-- MATERIAL PROVIDED --
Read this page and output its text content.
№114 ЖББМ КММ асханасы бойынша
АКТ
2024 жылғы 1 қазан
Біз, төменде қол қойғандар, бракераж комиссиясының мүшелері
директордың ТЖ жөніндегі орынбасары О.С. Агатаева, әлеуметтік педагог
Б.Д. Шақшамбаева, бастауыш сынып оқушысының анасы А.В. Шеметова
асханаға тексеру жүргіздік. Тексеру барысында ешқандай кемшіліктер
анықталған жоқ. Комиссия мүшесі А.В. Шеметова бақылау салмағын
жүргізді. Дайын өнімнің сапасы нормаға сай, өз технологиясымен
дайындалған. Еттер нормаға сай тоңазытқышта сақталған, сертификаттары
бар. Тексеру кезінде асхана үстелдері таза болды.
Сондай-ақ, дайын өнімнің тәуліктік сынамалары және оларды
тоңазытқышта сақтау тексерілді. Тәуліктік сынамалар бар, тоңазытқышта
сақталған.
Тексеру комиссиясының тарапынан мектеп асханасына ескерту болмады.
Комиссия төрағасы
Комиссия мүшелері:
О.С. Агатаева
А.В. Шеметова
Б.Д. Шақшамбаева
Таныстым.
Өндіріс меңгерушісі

-- PROBLEM STATEMENT --
Transcribe all of the entries without altering anything.

-- WRITTEN RESPONSE --
Read this page and output its text content.
№114 ЖББМ КММ асханасы бойынша
АКТ
2024 жылғы 1 қазан
Біз, төменде қол қойғандар, бракераж комиссиясының мүшелері
директордың ТЖ жөніндегі орынбасары О.С. Агатаева, әлеуметтік педагог
Б.Д. Шақшамбаева, бастауыш сынып оқушысының анасы А.В. Шеметова
асханаға тексеру жүргіздік. Тексеру барысында ешқандай кемшіліктер
анықталған жоқ. Комиссия мүшесі А.В. Шеметова бақылау салмағын
жүргізді. Дайын өнімнің сапасы нормаға сай, өз технологиясымен
дайындалған. Еттер нормаға сай тоңазытқышта сақталған, сертификаттары
бар. Тексеру кезінде асхана үстелдері таза болды.
Сондай-ақ, дайын өнімнің тәуліктік сынамалары және оларды
тоңазытқышта сақтау тексерілді. Тәуліктік сынамалар бар, тоңазытқышта
сақталған.
Тексеру комиссиясының тарапынан мектеп асханасына ескерту болмады.
Комиссия төрағасы
Комиссия мүшелері:
О.С. Агатаева
А.В. Шеметова
Б.Д. Шақшамбаева
Таныстым.
Өндіріс меңгерушісі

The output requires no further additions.